Given task →
Look for "Dominican" in the listing below. Gather each line that contains it.

* BEGIN *

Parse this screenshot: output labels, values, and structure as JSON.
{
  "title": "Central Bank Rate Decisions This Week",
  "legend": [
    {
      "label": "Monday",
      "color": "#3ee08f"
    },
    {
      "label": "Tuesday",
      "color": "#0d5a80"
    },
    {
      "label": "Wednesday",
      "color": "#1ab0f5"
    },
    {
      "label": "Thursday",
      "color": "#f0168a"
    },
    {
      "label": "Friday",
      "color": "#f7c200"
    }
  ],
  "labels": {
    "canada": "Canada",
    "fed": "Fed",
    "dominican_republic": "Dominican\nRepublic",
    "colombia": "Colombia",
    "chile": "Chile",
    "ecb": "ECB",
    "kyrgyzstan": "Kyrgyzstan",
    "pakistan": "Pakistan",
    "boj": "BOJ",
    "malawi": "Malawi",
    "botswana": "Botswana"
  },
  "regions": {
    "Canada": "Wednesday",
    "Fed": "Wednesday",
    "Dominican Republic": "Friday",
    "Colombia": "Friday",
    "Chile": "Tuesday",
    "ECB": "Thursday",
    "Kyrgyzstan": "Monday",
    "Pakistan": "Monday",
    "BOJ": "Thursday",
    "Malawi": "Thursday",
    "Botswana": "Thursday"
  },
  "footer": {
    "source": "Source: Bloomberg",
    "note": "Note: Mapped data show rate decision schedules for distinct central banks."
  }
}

* END *

Task output →
    "dominican_republic": "Dominican\nRepublic",
    "Dominican Republic": "Friday",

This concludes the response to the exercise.